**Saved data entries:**
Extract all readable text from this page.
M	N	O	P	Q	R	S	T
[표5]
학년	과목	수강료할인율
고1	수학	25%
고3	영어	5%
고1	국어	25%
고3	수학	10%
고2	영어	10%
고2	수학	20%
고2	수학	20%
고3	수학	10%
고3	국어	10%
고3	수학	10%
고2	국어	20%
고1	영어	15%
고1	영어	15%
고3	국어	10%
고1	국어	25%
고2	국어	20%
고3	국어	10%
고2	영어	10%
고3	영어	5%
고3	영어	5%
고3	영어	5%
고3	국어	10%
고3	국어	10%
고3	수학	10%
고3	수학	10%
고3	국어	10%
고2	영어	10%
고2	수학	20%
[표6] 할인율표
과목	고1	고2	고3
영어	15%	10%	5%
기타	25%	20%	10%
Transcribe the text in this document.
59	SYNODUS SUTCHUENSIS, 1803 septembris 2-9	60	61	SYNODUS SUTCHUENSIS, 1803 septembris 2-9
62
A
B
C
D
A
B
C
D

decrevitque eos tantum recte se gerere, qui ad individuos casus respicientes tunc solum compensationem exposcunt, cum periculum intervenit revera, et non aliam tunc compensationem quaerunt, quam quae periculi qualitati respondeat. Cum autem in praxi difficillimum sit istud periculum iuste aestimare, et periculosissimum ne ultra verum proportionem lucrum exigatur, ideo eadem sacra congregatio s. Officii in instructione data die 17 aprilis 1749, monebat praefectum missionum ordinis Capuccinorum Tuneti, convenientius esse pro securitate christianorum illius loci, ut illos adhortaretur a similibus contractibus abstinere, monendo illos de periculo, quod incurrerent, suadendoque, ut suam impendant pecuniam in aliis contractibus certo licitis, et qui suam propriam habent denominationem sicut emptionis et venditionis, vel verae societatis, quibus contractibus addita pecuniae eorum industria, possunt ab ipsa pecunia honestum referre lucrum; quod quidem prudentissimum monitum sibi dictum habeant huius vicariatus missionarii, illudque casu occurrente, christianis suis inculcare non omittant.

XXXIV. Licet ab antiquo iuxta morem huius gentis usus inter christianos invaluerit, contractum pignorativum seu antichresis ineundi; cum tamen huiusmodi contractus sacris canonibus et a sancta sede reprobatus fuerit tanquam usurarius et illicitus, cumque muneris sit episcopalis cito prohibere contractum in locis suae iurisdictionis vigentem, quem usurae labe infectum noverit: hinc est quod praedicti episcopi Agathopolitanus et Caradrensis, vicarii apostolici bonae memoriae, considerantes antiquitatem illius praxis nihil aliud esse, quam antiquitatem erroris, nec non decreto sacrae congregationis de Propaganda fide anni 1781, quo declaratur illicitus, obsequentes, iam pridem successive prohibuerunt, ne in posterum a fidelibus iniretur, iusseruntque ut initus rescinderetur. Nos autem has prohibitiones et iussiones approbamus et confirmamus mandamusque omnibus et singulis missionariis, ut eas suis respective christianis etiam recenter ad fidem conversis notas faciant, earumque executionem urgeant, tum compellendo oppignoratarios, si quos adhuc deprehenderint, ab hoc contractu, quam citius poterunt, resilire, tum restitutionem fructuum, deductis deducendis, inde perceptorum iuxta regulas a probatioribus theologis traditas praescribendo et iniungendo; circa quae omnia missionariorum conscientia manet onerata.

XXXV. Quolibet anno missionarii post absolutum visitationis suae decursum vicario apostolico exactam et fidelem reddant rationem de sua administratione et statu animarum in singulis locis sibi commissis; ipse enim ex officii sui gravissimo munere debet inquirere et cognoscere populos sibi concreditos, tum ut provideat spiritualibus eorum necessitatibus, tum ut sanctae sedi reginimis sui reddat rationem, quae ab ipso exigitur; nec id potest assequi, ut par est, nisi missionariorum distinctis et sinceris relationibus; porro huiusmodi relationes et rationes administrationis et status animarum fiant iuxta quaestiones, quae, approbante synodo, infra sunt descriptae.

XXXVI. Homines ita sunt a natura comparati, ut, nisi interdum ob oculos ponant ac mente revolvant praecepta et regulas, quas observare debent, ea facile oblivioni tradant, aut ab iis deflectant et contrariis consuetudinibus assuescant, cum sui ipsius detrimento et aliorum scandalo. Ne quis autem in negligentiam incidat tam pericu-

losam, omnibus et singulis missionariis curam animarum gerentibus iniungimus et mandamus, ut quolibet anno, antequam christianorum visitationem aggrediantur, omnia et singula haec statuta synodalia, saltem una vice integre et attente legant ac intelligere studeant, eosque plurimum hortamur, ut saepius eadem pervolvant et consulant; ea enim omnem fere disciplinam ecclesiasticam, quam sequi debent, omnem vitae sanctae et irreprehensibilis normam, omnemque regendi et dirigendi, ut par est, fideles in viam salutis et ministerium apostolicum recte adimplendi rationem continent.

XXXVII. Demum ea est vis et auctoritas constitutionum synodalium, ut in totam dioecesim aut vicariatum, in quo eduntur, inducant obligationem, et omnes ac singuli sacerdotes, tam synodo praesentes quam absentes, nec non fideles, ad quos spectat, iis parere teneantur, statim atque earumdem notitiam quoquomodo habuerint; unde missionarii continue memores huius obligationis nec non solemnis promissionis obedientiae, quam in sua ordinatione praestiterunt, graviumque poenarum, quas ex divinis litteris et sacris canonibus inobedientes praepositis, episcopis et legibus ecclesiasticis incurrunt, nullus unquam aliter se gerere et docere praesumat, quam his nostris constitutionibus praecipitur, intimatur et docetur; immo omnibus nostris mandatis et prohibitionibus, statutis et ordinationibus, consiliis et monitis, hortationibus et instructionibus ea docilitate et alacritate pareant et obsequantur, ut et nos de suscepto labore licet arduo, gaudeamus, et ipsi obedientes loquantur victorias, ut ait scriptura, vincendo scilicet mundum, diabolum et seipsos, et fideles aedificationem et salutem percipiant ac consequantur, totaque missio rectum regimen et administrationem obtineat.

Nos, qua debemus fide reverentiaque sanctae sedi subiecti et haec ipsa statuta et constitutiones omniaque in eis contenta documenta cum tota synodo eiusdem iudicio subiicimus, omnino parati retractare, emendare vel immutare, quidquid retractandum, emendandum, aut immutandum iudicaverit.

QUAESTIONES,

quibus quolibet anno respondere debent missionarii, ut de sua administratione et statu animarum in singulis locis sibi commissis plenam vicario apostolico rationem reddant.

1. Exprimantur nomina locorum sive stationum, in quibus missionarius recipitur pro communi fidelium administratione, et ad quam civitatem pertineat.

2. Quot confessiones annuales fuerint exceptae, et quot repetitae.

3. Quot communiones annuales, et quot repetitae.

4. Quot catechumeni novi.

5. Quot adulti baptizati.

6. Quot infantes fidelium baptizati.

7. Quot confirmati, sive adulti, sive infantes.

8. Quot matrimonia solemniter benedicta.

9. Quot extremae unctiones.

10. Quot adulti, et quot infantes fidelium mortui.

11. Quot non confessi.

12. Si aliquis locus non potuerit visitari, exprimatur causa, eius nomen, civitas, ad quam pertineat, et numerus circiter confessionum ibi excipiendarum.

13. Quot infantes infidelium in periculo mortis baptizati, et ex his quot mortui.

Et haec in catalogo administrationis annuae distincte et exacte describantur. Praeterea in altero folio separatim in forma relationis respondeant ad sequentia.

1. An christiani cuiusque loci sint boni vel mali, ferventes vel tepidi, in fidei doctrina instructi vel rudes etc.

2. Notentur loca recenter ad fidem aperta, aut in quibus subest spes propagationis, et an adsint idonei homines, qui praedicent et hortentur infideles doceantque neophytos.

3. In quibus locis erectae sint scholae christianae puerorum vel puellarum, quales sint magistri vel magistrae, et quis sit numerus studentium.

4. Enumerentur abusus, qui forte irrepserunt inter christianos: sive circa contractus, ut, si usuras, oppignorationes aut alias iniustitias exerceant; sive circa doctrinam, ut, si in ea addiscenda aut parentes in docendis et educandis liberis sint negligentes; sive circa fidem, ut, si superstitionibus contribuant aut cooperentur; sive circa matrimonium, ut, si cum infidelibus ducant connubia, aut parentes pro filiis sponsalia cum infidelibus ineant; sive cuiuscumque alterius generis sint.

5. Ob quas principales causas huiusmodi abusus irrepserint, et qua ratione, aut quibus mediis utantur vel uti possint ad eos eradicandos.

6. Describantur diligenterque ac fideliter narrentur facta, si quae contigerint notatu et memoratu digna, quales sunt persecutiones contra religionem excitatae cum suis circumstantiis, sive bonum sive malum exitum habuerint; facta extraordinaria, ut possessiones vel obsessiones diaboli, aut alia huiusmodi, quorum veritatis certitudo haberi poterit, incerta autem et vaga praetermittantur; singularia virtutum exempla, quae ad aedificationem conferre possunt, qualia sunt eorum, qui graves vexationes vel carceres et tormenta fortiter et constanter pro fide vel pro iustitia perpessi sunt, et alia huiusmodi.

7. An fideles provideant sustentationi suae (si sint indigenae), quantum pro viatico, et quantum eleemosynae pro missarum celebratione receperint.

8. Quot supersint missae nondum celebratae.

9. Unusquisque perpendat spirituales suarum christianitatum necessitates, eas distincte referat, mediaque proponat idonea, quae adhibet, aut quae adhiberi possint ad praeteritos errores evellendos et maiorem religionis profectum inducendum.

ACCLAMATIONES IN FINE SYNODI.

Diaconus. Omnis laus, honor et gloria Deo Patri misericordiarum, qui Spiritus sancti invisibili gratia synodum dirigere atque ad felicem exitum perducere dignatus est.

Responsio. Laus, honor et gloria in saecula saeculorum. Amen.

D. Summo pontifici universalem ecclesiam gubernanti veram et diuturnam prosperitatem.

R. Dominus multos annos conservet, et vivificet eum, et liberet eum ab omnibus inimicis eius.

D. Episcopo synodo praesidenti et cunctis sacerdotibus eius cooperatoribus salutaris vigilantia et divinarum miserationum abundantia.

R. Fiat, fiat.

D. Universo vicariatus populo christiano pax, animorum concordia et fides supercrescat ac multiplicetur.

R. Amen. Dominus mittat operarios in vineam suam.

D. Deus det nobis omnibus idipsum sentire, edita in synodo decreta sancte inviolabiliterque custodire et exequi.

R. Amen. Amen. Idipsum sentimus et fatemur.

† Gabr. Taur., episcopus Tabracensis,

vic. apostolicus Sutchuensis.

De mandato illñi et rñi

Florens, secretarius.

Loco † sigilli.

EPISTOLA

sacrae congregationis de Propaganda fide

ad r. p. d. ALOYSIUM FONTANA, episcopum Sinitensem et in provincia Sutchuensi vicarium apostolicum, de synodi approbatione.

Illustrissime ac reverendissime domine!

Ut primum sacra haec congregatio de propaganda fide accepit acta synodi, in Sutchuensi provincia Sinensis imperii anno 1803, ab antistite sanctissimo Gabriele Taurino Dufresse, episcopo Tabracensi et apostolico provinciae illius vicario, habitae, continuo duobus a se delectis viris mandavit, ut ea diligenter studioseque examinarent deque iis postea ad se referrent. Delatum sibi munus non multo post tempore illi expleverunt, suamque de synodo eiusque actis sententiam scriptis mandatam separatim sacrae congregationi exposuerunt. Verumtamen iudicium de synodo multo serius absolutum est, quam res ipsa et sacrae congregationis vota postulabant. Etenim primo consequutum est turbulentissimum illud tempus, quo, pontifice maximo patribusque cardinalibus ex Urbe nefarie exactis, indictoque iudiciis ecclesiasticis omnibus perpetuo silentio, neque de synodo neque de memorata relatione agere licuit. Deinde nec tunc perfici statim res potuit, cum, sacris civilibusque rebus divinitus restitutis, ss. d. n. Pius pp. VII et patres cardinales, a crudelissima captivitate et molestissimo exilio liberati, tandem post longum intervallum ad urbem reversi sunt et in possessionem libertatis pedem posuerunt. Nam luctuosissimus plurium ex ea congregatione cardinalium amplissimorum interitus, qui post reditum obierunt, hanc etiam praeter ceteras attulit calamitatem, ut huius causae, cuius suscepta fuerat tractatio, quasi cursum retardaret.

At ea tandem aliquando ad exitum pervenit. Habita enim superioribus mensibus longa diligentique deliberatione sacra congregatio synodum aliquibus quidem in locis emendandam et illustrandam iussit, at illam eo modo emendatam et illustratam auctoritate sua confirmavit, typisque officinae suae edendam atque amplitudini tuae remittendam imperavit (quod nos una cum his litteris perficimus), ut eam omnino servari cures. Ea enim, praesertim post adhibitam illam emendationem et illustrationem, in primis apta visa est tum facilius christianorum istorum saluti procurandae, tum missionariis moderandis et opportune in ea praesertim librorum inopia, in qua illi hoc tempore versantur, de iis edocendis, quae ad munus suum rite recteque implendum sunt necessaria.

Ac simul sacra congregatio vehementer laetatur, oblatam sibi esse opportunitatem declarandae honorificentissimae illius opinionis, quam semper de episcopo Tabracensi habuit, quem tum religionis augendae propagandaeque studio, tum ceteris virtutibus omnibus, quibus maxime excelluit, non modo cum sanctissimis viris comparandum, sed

**Given exercise:** Tally up the lines of the listing containing the word "quales". Give only the total.

**Result below:** 2